| What is asked |
Transcribe each line exactly.

Dataset entries
* start *

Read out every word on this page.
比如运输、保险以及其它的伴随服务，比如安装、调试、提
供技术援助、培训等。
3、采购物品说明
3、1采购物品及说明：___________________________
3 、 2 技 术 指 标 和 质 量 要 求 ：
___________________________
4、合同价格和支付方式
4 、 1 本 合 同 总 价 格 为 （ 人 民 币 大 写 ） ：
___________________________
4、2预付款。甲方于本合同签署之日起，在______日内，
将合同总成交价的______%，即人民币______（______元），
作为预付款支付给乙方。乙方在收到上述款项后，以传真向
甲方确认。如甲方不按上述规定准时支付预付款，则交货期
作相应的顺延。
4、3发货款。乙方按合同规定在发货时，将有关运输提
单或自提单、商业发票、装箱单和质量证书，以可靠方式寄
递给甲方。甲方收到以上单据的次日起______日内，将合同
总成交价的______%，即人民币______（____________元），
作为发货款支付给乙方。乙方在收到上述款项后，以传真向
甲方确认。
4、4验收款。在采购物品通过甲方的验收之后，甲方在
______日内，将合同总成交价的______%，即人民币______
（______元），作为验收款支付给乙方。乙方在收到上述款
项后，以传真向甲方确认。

* end *

| Result of this task |
Read out every word on this page.
比如运输、保险以及其它的伴随服务，比如安装、调试、提
供技术援助、培训等。
3、采购物品说明
3、1采购物品及说明：___________________________
3 、 2 技 术 指 标 和 质 量 要 求 ：
___________________________
4、合同价格和支付方式
4 、 1 本 合 同 总 价 格 为 （ 人 民 币 大 写 ） ：
___________________________
4、2预付款。甲方于本合同签署之日起，在______日内，
将合同总成交价的______%，即人民币______（______元），
作为预付款支付给乙方。乙方在收到上述款项后，以传真向
甲方确认。如甲方不按上述规定准时支付预付款，则交货期
作相应的顺延。
4、3发货款。乙方按合同规定在发货时，将有关运输提
单或自提单、商业发票、装箱单和质量证书，以可靠方式寄
递给甲方。甲方收到以上单据的次日起______日内，将合同
总成交价的______%，即人民币______（____________元），
作为发货款支付给乙方。乙方在收到上述款项后，以传真向
甲方确认。
4、4验收款。在采购物品通过甲方的验收之后，甲方在
______日内，将合同总成交价的______%，即人民币______
（______元），作为验收款支付给乙方。乙方在收到上述款
项后，以传真向甲方确认。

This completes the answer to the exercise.